AIM OF THE EXERCISE → Transcribe the records below exactly as they appear, omitting any pictures.

[Figure contents as structured data]
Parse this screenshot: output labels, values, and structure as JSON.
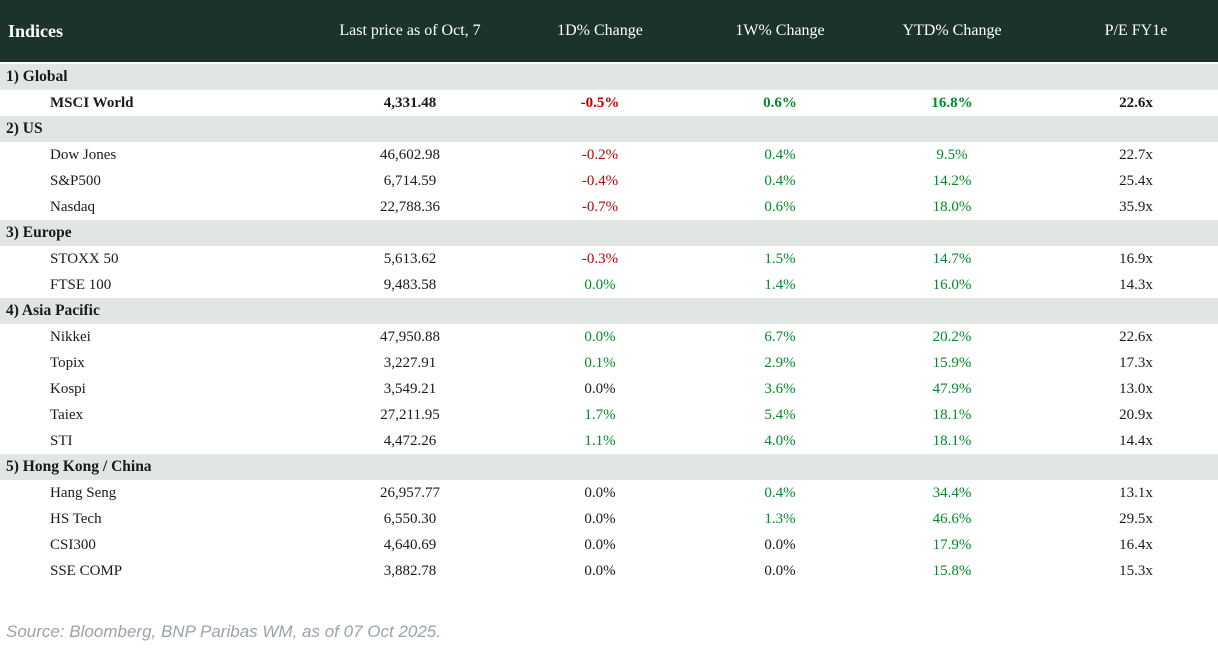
{
  "colors": {
    "header_bg": "#1c332d",
    "header_text": "#ffffff",
    "section_bg": "#e2e6e2",
    "positive": "#008c28",
    "negative": "#c00000",
    "neutral": "#1a1a1a",
    "footer_text": "#9aa3ab"
  },
  "table": {
    "columns": [
      {
        "label": "Indices"
      },
      {
        "label": "Last price as of Oct, 7"
      },
      {
        "label": "1D% Change"
      },
      {
        "label": "1W% Change"
      },
      {
        "label": "YTD% Change"
      },
      {
        "label": "P/E FY1e"
      }
    ],
    "sections": [
      {
        "label": "1) Global",
        "rows": [
          {
            "name": "MSCI World",
            "bold": true,
            "price": "4,331.48",
            "d1": "-0.5%",
            "d1_color": "red",
            "w1": "0.6%",
            "w1_color": "green",
            "ytd": "16.8%",
            "ytd_color": "green",
            "pe": "22.6x"
          }
        ]
      },
      {
        "label": "2) US",
        "rows": [
          {
            "name": "Dow Jones",
            "price": "46,602.98",
            "d1": "-0.2%",
            "d1_color": "red",
            "w1": "0.4%",
            "w1_color": "green",
            "ytd": "9.5%",
            "ytd_color": "green",
            "pe": "22.7x"
          },
          {
            "name": "S&P500",
            "price": "6,714.59",
            "d1": "-0.4%",
            "d1_color": "red",
            "w1": "0.4%",
            "w1_color": "green",
            "ytd": "14.2%",
            "ytd_color": "green",
            "pe": "25.4x"
          },
          {
            "name": "Nasdaq",
            "price": "22,788.36",
            "d1": "-0.7%",
            "d1_color": "red",
            "w1": "0.6%",
            "w1_color": "green",
            "ytd": "18.0%",
            "ytd_color": "green",
            "pe": "35.9x"
          }
        ]
      },
      {
        "label": "3) Europe",
        "rows": [
          {
            "name": "STOXX 50",
            "price": "5,613.62",
            "d1": "-0.3%",
            "d1_color": "red",
            "w1": "1.5%",
            "w1_color": "green",
            "ytd": "14.7%",
            "ytd_color": "green",
            "pe": "16.9x"
          },
          {
            "name": "FTSE 100",
            "price": "9,483.58",
            "d1": "0.0%",
            "d1_color": "green",
            "w1": "1.4%",
            "w1_color": "green",
            "ytd": "16.0%",
            "ytd_color": "green",
            "pe": "14.3x"
          }
        ]
      },
      {
        "label": "4) Asia Pacific",
        "rows": [
          {
            "name": "Nikkei",
            "price": "47,950.88",
            "d1": "0.0%",
            "d1_color": "green",
            "w1": "6.7%",
            "w1_color": "green",
            "ytd": "20.2%",
            "ytd_color": "green",
            "pe": "22.6x"
          },
          {
            "name": "Topix",
            "price": "3,227.91",
            "d1": "0.1%",
            "d1_color": "green",
            "w1": "2.9%",
            "w1_color": "green",
            "ytd": "15.9%",
            "ytd_color": "green",
            "pe": "17.3x"
          },
          {
            "name": "Kospi",
            "price": "3,549.21",
            "d1": "0.0%",
            "d1_color": "black",
            "w1": "3.6%",
            "w1_color": "green",
            "ytd": "47.9%",
            "ytd_color": "green",
            "pe": "13.0x"
          },
          {
            "name": "Taiex",
            "price": "27,211.95",
            "d1": "1.7%",
            "d1_color": "green",
            "w1": "5.4%",
            "w1_color": "green",
            "ytd": "18.1%",
            "ytd_color": "green",
            "pe": "20.9x"
          },
          {
            "name": "STI",
            "price": "4,472.26",
            "d1": "1.1%",
            "d1_color": "green",
            "w1": "4.0%",
            "w1_color": "green",
            "ytd": "18.1%",
            "ytd_color": "green",
            "pe": "14.4x"
          }
        ]
      },
      {
        "label": "5) Hong Kong / China",
        "rows": [
          {
            "name": "Hang Seng",
            "price": "26,957.77",
            "d1": "0.0%",
            "d1_color": "black",
            "w1": "0.4%",
            "w1_color": "green",
            "ytd": "34.4%",
            "ytd_color": "green",
            "pe": "13.1x"
          },
          {
            "name": "HS Tech",
            "price": "6,550.30",
            "d1": "0.0%",
            "d1_color": "black",
            "w1": "1.3%",
            "w1_color": "green",
            "ytd": "46.6%",
            "ytd_color": "green",
            "pe": "29.5x"
          },
          {
            "name": "CSI300",
            "price": "4,640.69",
            "d1": "0.0%",
            "d1_color": "black",
            "w1": "0.0%",
            "w1_color": "black",
            "ytd": "17.9%",
            "ytd_color": "green",
            "pe": "16.4x"
          },
          {
            "name": "SSE COMP",
            "price": "3,882.78",
            "d1": "0.0%",
            "d1_color": "black",
            "w1": "0.0%",
            "w1_color": "black",
            "ytd": "15.8%",
            "ytd_color": "green",
            "pe": "15.3x"
          }
        ]
      }
    ]
  },
  "footer": {
    "source": "Source: Bloomberg, BNP Paribas WM, as of 07 Oct 2025."
  }
}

TASK SOLUTION →
Parse this screenshot: output labels, values, and structure as JSON.
{
  "colors": {
    "header_bg": "#1c332d",
    "header_text": "#ffffff",
    "section_bg": "#e2e6e2",
    "positive": "#008c28",
    "negative": "#c00000",
    "neutral": "#1a1a1a",
    "footer_text": "#9aa3ab"
  },
  "table": {
    "columns": [
      {
        "label": "Indices"
      },
      {
        "label": "Last price as of Oct, 7"
      },
      {
        "label": "1D% Change"
      },
      {
        "label": "1W% Change"
      },
      {
        "label": "YTD% Change"
      },
      {
        "label": "P/E FY1e"
      }
    ],
    "sections": [
      {
        "label": "1) Global",
        "rows": [
          {
            "name": "MSCI World",
            "bold": true,
            "price": "4,331.48",
            "d1": "-0.5%",
            "d1_color": "red",
            "w1": "0.6%",
            "w1_color": "green",
            "ytd": "16.8%",
            "ytd_color": "green",
            "pe": "22.6x"
          }
        ]
      },
      {
        "label": "2) US",
        "rows": [
          {
            "name": "Dow Jones",
            "price": "46,602.98",
            "d1": "-0.2%",
            "d1_color": "red",
            "w1": "0.4%",
            "w1_color": "green",
            "ytd": "9.5%",
            "ytd_color": "green",
            "pe": "22.7x"
          },
          {
            "name": "S&P500",
            "price": "6,714.59",
            "d1": "-0.4%",
            "d1_color": "red",
            "w1": "0.4%",
            "w1_color": "green",
            "ytd": "14.2%",
            "ytd_color": "green",
            "pe": "25.4x"
          },
          {
            "name": "Nasdaq",
            "price": "22,788.36",
            "d1": "-0.7%",
            "d1_color": "red",
            "w1": "0.6%",
            "w1_color": "green",
            "ytd": "18.0%",
            "ytd_color": "green",
            "pe": "35.9x"
          }
        ]
      },
      {
        "label": "3) Europe",
        "rows": [
          {
            "name": "STOXX 50",
            "price": "5,613.62",
            "d1": "-0.3%",
            "d1_color": "red",
            "w1": "1.5%",
            "w1_color": "green",
            "ytd": "14.7%",
            "ytd_color": "green",
            "pe": "16.9x"
          },
          {
            "name": "FTSE 100",
            "price": "9,483.58",
            "d1": "0.0%",
            "d1_color": "green",
            "w1": "1.4%",
            "w1_color": "green",
            "ytd": "16.0%",
            "ytd_color": "green",
            "pe": "14.3x"
          }
        ]
      },
      {
        "label": "4) Asia Pacific",
        "rows": [
          {
            "name": "Nikkei",
            "price": "47,950.88",
            "d1": "0.0%",
            "d1_color": "green",
            "w1": "6.7%",
            "w1_color": "green",
            "ytd": "20.2%",
            "ytd_color": "green",
            "pe": "22.6x"
          },
          {
            "name": "Topix",
            "price": "3,227.91",
            "d1": "0.1%",
            "d1_color": "green",
            "w1": "2.9%",
            "w1_color": "green",
            "ytd": "15.9%",
            "ytd_color": "green",
            "pe": "17.3x"
          },
          {
            "name": "Kospi",
            "price": "3,549.21",
            "d1": "0.0%",
            "d1_color": "black",
            "w1": "3.6%",
            "w1_color": "green",
            "ytd": "47.9%",
            "ytd_color": "green",
            "pe": "13.0x"
          },
          {
            "name": "Taiex",
            "price": "27,211.95",
            "d1": "1.7%",
            "d1_color": "green",
            "w1": "5.4%",
            "w1_color": "green",
            "ytd": "18.1%",
            "ytd_color": "green",
            "pe": "20.9x"
          },
          {
            "name": "STI",
            "price": "4,472.26",
            "d1": "1.1%",
            "d1_color": "green",
            "w1": "4.0%",
            "w1_color": "green",
            "ytd": "18.1%",
            "ytd_color": "green",
            "pe": "14.4x"
          }
        ]
      },
      {
        "label": "5) Hong Kong / China",
        "rows": [
          {
            "name": "Hang Seng",
            "price": "26,957.77",
            "d1": "0.0%",
            "d1_color": "black",
            "w1": "0.4%",
            "w1_color": "green",
            "ytd": "34.4%",
            "ytd_color": "green",
            "pe": "13.1x"
          },
          {
            "name": "HS Tech",
            "price": "6,550.30",
            "d1": "0.0%",
            "d1_color": "black",
            "w1": "1.3%",
            "w1_color": "green",
            "ytd": "46.6%",
            "ytd_color": "green",
            "pe": "29.5x"
          },
          {
            "name": "CSI300",
            "price": "4,640.69",
            "d1": "0.0%",
            "d1_color": "black",
            "w1": "0.0%",
            "w1_color": "black",
            "ytd": "17.9%",
            "ytd_color": "green",
            "pe": "16.4x"
          },
          {
            "name": "SSE COMP",
            "price": "3,882.78",
            "d1": "0.0%",
            "d1_color": "black",
            "w1": "0.0%",
            "w1_color": "black",
            "ytd": "15.8%",
            "ytd_color": "green",
            "pe": "15.3x"
          }
        ]
      }
    ]
  },
  "footer": {
    "source": "Source: Bloomberg, BNP Paribas WM, as of 07 Oct 2025."
  }
}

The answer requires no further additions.